WHAT YOU WILL DO → Scan the material that follows. Copy every line containing the word "сети".

MATERIAL SHOWN →
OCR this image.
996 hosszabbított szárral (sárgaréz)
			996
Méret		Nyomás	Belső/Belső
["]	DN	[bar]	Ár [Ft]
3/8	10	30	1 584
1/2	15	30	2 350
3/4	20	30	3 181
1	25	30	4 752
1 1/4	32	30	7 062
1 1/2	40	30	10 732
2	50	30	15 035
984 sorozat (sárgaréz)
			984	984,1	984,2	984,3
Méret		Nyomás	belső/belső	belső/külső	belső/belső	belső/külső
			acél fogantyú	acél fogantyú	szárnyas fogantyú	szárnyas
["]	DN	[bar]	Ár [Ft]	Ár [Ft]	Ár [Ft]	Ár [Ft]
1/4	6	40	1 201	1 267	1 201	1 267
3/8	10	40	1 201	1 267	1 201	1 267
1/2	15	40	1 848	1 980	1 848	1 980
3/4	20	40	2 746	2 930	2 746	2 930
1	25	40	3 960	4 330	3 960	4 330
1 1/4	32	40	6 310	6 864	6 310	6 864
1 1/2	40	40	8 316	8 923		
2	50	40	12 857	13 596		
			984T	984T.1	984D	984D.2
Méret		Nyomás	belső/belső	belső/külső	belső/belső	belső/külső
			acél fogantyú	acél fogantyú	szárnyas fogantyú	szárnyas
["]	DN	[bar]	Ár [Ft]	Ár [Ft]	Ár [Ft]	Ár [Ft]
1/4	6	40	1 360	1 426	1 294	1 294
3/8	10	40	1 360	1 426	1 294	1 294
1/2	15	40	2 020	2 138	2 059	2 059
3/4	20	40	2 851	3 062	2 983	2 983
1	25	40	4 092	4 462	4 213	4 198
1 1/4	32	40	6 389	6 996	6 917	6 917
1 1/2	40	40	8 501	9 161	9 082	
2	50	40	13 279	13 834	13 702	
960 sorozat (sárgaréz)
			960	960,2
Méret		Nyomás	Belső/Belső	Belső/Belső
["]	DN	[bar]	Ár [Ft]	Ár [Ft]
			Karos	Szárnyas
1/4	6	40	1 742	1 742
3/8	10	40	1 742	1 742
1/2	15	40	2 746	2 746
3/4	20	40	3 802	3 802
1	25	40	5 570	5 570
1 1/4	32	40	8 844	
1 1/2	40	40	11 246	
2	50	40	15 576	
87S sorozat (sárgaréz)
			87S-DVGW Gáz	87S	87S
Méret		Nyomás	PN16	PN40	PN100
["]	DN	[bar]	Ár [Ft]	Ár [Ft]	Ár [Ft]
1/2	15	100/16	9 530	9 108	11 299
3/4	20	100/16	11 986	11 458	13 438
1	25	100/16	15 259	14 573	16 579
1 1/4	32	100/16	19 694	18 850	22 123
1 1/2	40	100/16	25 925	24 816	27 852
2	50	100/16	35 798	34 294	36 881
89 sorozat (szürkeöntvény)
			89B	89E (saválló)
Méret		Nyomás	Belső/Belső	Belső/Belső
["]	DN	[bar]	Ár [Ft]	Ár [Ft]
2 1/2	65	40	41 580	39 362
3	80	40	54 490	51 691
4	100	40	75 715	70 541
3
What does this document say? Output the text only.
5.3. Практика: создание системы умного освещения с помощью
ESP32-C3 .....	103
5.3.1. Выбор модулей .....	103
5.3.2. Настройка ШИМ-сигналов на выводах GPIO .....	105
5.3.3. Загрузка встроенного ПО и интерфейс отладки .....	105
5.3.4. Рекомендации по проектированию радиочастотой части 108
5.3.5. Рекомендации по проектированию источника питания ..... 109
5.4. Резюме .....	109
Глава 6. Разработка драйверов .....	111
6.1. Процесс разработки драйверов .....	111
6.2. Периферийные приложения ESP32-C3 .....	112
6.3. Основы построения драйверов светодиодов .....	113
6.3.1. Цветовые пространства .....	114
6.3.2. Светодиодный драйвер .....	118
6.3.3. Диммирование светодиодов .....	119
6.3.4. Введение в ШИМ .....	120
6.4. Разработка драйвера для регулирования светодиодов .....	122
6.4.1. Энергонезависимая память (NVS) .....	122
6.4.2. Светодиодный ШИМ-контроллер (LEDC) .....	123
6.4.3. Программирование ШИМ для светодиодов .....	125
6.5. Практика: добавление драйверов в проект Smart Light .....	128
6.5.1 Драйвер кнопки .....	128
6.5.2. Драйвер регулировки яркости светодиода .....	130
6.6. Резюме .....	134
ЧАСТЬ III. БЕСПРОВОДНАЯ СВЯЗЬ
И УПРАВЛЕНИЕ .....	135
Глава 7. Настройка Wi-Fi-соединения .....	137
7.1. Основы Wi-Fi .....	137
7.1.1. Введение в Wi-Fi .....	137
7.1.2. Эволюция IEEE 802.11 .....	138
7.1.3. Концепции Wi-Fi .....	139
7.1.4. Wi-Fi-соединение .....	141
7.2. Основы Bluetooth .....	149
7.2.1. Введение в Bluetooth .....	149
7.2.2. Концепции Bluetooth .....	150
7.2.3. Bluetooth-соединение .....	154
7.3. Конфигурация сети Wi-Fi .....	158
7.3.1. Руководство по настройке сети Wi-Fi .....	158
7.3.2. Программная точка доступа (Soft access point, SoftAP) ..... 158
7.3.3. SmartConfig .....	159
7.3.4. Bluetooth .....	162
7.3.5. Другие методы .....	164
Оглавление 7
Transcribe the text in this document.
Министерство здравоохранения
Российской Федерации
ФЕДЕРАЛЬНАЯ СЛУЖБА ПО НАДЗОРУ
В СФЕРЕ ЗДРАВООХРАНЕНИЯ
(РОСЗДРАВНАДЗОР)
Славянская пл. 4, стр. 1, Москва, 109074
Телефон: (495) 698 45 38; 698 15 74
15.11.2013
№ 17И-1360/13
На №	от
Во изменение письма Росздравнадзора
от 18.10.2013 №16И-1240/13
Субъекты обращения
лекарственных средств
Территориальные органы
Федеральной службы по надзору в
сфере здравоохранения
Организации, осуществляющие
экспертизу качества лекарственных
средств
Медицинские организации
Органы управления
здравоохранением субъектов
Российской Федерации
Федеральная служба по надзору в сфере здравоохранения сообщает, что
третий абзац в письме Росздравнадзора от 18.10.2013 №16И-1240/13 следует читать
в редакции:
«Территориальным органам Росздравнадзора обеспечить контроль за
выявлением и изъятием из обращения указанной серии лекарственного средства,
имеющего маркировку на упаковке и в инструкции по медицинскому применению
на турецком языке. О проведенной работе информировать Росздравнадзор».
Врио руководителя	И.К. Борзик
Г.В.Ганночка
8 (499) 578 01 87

OUTPUT FOR THIS EXERCISE →
7.3. Конфигурация сети Wi-Fi .....	158
7.3.1. Руководство по настройке сети Wi-Fi .....	158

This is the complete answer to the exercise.